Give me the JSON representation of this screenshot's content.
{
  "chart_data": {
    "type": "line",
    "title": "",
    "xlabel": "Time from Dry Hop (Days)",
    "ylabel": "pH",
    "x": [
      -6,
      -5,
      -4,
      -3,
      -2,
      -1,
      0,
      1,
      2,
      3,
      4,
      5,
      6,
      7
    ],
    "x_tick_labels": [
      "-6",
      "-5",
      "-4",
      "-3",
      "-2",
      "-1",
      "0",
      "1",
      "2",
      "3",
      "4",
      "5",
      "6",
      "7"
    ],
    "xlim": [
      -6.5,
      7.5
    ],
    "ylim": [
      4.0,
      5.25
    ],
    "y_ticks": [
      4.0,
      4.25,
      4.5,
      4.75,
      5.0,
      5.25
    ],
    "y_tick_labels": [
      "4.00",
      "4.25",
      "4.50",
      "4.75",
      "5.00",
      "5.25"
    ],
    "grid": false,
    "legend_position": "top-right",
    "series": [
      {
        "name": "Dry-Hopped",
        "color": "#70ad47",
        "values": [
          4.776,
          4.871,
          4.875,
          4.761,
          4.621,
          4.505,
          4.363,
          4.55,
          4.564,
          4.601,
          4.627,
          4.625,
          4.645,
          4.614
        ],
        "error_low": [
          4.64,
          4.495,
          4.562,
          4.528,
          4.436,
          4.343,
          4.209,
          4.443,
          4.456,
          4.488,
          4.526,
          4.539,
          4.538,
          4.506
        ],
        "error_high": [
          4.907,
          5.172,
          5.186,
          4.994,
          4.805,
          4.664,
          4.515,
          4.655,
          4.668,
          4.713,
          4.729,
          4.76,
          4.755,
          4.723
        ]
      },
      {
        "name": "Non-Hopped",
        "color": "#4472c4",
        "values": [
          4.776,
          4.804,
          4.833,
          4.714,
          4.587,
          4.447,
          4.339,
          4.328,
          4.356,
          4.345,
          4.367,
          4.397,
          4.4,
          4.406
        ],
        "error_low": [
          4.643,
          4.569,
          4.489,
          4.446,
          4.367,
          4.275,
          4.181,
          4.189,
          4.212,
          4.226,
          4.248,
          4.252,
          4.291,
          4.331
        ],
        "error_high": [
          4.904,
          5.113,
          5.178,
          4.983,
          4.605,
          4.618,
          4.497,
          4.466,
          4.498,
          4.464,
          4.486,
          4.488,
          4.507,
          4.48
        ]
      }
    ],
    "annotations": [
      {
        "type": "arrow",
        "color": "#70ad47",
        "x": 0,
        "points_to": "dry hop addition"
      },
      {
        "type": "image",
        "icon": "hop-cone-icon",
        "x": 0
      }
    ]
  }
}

·····

- _Exercise prompt_
Repeat the records above exactly as they appear.

- _Expected answer_
Give me the JSON representation of this screenshot's content.
{
  "chart_data": {
    "type": "line",
    "title": "",
    "xlabel": "Time from Dry Hop (Days)",
    "ylabel": "pH",
    "x": [
      -6,
      -5,
      -4,
      -3,
      -2,
      -1,
      0,
      1,
      2,
      3,
      4,
      5,
      6,
      7
    ],
    "x_tick_labels": [
      "-6",
      "-5",
      "-4",
      "-3",
      "-2",
      "-1",
      "0",
      "1",
      "2",
      "3",
      "4",
      "5",
      "6",
      "7"
    ],
    "xlim": [
      -6.5,
      7.5
    ],
    "ylim": [
      4.0,
      5.25
    ],
    "y_ticks": [
      4.0,
      4.25,
      4.5,
      4.75,
      5.0,
      5.25
    ],
    "y_tick_labels": [
      "4.00",
      "4.25",
      "4.50",
      "4.75",
      "5.00",
      "5.25"
    ],
    "grid": false,
    "legend_position": "top-right",
    "series": [
      {
        "name": "Dry-Hopped",
        "color": "#70ad47",
        "values": [
          4.776,
          4.871,
          4.875,
          4.761,
          4.621,
          4.505,
          4.363,
          4.55,
          4.564,
          4.601,
          4.627,
          4.625,
          4.645,
          4.614
        ],
        "error_low": [
          4.64,
          4.495,
          4.562,
          4.528,
          4.436,
          4.343,
          4.209,
          4.443,
          4.456,
          4.488,
          4.526,
          4.539,
          4.538,
          4.506
        ],
        "error_high": [
          4.907,
          5.172,
          5.186,
          4.994,
          4.805,
          4.664,
          4.515,
          4.655,
          4.668,
          4.713,
          4.729,
          4.76,
          4.755,
          4.723
        ]
      },
      {
        "name": "Non-Hopped",
        "color": "#4472c4",
        "values": [
          4.776,
          4.804,
          4.833,
          4.714,
          4.587,
          4.447,
          4.339,
          4.328,
          4.356,
          4.345,
          4.367,
          4.397,
          4.4,
          4.406
        ],
        "error_low": [
          4.643,
          4.569,
          4.489,
          4.446,
          4.367,
          4.275,
          4.181,
          4.189,
          4.212,
          4.226,
          4.248,
          4.252,
          4.291,
          4.331
        ],
        "error_high": [
          4.904,
          5.113,
          5.178,
          4.983,
          4.605,
          4.618,
          4.497,
          4.466,
          4.498,
          4.464,
          4.486,
          4.488,
          4.507,
          4.48
        ]
      }
    ],
    "annotations": [
      {
        "type": "arrow",
        "color": "#70ad47",
        "x": 0,
        "points_to": "dry hop addition"
      },
      {
        "type": "image",
        "icon": "hop-cone-icon",
        "x": 0
      }
    ]
  }
}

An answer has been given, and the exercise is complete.